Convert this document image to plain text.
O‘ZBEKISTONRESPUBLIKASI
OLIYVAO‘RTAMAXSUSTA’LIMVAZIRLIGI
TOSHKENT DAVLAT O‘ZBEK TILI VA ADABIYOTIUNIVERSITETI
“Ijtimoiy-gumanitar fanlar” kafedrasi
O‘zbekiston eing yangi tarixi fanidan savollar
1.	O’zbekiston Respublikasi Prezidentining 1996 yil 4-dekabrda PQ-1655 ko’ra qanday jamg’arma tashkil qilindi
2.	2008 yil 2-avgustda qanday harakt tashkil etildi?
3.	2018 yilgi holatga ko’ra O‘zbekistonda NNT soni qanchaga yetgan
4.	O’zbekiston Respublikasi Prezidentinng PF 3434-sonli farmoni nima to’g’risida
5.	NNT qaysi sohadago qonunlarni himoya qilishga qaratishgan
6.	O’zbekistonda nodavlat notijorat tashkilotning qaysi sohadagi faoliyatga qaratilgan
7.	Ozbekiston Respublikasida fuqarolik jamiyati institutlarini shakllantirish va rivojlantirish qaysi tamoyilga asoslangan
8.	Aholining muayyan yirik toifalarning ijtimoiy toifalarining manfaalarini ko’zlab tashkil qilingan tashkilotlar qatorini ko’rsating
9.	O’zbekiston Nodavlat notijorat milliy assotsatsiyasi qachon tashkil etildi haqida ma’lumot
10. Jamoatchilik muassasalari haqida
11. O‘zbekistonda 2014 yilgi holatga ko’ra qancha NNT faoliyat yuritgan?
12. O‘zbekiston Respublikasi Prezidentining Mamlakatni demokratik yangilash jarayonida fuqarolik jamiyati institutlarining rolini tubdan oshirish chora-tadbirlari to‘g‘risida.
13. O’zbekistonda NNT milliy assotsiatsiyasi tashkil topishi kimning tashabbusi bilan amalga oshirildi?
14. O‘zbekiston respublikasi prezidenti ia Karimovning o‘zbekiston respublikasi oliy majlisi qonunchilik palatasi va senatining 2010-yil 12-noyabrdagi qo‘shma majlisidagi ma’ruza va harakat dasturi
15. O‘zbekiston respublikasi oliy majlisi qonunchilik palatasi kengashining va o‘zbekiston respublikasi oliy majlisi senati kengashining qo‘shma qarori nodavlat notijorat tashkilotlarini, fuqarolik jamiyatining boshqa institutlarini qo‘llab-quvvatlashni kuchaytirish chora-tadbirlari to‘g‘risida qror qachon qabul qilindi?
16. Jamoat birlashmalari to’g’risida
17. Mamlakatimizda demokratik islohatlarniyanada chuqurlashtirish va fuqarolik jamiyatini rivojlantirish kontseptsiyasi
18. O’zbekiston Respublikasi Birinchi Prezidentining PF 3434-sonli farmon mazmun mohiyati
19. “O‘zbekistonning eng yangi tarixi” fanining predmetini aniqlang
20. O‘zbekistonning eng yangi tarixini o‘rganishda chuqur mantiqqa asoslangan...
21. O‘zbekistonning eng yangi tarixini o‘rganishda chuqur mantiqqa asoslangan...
^^^^^^^^^^^^^^^^
■ **DIRECTIONS FOR THIS TASK**
List every line above that contains the word "Prezidentining".

■ **THE SOLUTION**
1.	O’zbekiston Respublikasi Prezidentining 1996 yil 4-dekabrda PQ-1655 ko’ra qanday jamg’arma tashkil qilindi
12. O‘zbekiston Respublikasi Prezidentining Mamlakatni demokratik yangilash jarayonida fuqarolik jamiyati institutlarining rolini tubdan oshirish chora-tadbirlari to‘g‘risida.
18. O’zbekiston Respublikasi Birinchi Prezidentining PF 3434-sonli farmon mazmun mohiyati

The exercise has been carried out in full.